## start

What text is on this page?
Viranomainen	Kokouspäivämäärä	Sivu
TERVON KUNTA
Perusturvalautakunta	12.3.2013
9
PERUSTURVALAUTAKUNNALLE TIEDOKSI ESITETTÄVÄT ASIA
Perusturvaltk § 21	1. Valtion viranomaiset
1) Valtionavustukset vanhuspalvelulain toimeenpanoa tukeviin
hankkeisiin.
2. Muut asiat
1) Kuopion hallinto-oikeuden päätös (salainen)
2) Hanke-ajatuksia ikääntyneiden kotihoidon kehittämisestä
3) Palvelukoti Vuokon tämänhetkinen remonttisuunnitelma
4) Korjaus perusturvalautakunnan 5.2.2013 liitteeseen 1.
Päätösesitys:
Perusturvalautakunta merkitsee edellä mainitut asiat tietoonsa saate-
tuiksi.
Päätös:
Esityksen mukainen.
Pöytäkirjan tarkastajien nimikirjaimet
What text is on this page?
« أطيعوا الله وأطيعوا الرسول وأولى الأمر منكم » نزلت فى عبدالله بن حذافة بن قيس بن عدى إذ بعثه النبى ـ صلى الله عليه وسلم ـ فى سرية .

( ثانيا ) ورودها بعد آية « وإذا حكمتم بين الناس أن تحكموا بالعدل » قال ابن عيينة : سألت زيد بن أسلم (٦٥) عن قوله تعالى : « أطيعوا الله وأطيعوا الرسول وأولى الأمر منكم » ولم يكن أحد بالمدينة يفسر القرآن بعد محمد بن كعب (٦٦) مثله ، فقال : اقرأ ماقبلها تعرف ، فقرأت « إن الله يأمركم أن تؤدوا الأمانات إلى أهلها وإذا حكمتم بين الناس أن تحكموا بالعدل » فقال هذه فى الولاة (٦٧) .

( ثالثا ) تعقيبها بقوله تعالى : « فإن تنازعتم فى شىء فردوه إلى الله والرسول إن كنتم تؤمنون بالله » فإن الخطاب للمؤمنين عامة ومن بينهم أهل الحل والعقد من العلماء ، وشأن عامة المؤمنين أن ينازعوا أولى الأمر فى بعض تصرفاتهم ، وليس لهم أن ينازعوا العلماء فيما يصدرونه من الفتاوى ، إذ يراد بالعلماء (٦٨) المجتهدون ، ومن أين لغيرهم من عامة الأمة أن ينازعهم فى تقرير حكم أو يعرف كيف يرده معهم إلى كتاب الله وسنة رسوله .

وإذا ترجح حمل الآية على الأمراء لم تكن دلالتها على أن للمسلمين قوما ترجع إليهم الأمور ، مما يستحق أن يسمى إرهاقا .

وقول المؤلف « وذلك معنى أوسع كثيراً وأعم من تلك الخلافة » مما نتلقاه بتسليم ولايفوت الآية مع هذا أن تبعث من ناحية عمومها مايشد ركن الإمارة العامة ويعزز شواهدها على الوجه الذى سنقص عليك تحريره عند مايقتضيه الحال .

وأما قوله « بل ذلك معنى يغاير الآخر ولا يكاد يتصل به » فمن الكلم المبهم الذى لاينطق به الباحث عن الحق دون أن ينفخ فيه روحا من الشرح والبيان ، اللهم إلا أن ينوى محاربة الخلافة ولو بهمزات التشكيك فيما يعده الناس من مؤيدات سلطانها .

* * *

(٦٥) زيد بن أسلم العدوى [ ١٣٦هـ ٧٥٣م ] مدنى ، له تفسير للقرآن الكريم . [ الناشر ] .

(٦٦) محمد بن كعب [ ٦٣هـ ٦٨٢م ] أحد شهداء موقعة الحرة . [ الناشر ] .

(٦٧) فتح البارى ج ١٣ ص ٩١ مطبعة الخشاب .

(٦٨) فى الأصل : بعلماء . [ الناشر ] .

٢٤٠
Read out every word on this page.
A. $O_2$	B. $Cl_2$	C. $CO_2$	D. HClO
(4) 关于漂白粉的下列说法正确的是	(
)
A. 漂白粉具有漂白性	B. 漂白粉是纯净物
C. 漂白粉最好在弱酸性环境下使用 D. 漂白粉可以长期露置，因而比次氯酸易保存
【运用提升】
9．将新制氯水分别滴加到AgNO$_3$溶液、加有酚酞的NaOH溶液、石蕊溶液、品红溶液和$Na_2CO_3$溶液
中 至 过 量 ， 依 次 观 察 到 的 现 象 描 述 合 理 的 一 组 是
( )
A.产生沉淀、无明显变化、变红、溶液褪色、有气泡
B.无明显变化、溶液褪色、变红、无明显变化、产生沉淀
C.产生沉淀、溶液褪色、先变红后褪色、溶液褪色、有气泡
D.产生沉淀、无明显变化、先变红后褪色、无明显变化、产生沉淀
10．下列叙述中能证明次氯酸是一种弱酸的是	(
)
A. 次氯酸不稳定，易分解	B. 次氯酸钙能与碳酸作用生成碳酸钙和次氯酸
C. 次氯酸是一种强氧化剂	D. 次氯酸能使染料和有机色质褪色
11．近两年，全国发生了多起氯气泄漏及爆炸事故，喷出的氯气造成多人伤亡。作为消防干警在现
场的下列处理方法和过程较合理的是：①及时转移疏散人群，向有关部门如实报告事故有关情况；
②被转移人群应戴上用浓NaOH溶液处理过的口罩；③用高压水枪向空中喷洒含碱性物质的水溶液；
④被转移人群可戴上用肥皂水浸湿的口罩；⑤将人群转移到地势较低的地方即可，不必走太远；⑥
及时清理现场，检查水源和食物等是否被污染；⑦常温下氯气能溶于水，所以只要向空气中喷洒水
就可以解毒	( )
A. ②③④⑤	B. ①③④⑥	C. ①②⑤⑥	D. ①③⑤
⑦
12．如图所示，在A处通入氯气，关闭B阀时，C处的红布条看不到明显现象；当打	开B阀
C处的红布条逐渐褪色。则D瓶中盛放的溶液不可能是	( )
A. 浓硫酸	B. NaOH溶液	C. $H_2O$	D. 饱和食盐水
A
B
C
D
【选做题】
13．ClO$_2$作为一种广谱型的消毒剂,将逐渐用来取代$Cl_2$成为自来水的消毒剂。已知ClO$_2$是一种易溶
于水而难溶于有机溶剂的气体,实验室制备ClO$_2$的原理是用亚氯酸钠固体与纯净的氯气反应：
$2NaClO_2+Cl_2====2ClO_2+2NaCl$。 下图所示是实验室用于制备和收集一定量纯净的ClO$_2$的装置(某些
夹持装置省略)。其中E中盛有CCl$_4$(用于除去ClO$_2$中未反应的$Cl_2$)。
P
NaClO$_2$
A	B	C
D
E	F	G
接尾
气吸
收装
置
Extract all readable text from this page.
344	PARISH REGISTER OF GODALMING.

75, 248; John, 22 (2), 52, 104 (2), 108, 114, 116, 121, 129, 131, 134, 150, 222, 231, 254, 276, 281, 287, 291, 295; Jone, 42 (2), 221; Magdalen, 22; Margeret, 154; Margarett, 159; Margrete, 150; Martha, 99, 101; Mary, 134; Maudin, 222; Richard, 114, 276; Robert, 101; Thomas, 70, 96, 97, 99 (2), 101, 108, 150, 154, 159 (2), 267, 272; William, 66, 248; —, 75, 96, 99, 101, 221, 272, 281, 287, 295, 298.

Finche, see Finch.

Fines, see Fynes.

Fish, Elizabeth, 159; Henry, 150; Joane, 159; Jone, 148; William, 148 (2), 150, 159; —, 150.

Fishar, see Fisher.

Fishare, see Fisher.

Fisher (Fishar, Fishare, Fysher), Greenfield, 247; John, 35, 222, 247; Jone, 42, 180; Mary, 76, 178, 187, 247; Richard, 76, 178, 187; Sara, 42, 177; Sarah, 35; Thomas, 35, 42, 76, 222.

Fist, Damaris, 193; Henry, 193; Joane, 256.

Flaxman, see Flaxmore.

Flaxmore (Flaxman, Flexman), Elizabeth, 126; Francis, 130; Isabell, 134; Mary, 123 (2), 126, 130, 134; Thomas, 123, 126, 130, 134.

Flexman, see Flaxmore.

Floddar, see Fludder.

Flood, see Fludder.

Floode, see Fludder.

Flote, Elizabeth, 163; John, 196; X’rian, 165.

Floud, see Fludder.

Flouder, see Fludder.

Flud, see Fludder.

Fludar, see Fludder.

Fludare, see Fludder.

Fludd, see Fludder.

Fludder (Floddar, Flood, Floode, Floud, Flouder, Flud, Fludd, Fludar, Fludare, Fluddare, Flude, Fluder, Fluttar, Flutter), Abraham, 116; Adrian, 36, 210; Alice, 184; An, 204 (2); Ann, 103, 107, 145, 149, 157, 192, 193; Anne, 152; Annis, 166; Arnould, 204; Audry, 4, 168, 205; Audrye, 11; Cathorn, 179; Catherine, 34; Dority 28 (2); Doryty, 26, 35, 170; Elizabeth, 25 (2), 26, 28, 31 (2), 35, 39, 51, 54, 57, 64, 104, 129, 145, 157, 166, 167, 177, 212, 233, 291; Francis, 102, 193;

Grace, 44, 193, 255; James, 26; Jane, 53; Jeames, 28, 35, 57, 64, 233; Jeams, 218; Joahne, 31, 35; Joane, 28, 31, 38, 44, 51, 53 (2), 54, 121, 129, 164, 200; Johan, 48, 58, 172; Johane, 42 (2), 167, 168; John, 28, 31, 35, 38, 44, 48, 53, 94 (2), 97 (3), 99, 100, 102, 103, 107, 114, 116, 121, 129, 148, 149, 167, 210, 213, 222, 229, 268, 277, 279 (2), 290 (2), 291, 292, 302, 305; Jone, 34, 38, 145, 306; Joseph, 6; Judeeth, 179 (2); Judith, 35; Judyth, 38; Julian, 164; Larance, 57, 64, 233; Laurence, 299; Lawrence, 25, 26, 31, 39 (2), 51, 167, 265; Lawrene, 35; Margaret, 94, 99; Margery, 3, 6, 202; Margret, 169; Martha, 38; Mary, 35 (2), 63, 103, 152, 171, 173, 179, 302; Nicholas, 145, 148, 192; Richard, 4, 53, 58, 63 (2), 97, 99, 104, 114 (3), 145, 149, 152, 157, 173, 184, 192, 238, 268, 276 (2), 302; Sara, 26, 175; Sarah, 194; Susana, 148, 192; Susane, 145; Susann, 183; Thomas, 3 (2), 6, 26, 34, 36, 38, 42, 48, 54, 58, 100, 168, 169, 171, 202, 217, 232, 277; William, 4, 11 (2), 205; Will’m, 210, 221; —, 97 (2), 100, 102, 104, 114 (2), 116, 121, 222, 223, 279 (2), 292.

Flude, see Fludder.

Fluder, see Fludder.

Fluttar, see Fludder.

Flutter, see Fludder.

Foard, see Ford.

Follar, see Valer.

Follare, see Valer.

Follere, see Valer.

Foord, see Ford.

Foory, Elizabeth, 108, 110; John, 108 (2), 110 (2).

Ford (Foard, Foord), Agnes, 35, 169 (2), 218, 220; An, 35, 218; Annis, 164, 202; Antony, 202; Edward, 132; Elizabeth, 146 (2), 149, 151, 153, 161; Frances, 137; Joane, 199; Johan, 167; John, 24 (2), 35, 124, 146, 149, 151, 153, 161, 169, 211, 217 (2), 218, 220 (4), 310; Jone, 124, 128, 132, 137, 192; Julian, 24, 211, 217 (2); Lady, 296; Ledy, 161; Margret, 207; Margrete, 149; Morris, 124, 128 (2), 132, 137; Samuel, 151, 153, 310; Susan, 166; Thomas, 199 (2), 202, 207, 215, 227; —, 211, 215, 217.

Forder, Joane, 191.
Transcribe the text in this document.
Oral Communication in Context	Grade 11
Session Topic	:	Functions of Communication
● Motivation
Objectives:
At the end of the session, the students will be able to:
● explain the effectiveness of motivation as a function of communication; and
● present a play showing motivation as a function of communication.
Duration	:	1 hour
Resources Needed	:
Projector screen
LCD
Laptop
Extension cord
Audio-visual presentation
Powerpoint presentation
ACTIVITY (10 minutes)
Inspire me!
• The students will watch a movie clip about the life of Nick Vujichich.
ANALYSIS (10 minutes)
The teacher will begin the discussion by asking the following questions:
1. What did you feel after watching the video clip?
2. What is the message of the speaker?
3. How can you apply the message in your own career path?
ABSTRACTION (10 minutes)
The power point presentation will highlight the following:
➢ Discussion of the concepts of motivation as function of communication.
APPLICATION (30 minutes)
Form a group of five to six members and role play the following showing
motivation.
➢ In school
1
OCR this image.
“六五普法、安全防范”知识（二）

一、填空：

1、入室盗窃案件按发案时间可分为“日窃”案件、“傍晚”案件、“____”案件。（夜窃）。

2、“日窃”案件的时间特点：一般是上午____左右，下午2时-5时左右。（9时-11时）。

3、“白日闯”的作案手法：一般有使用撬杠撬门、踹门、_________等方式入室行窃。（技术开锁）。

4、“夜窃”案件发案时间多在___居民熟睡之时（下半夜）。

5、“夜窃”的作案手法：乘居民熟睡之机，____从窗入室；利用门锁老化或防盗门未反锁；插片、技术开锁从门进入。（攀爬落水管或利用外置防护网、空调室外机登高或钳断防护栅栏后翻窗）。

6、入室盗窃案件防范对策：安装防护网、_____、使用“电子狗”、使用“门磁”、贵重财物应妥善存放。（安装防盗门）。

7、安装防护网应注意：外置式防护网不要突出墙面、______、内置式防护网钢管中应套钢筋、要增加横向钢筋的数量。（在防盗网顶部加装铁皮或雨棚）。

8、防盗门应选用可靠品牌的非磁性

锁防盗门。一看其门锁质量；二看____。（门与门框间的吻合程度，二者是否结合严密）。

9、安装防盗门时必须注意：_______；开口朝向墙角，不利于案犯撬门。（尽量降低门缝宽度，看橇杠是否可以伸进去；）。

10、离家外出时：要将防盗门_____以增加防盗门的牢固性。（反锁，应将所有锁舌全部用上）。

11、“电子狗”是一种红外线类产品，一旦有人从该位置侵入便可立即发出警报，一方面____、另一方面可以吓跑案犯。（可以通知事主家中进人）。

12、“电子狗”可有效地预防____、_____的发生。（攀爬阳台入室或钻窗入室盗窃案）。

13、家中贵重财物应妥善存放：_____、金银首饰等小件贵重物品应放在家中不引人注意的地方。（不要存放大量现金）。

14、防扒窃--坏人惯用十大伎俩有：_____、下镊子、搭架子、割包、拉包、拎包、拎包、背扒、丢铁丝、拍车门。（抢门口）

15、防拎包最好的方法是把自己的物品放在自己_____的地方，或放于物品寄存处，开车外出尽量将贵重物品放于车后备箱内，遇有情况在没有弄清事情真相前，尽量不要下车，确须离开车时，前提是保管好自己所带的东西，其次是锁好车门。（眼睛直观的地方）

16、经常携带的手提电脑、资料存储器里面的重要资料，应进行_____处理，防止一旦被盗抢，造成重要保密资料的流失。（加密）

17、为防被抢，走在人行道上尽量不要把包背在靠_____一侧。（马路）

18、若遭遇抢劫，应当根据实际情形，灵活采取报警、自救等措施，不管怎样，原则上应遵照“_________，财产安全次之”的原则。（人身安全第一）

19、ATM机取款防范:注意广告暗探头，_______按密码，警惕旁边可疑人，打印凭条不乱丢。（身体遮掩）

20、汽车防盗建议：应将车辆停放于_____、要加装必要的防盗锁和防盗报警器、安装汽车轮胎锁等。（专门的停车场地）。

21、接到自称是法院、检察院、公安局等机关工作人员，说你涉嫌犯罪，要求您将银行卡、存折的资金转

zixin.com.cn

## end

EXERCISE PROMPT — Identify and copy lines that hold the string "وأولى".

ANSWER BELOW —
« أطيعوا الله وأطيعوا الرسول وأولى الأمر منكم » نزلت فى عبدالله بن حذافة بن قيس بن عدى إذ بعثه النبى ـ صلى الله عليه وسلم ـ فى سرية .
( ثانيا ) ورودها بعد آية « وإذا حكمتم بين الناس أن تحكموا بالعدل » قال ابن عيينة : سألت زيد بن أسلم (٦٥) عن قوله تعالى : « أطيعوا الله وأطيعوا الرسول وأولى الأمر منكم » ولم يكن أحد بالمدينة يفسر القرآن بعد محمد بن كعب (٦٦) مثله ، فقال : اقرأ ماقبلها تعرف ، فقرأت « إن الله يأمركم أن تؤدوا الأمانات إلى أهلها وإذا حكمتم بين الناس أن تحكموا بالعدل » فقال هذه فى الولاة (٦٧) .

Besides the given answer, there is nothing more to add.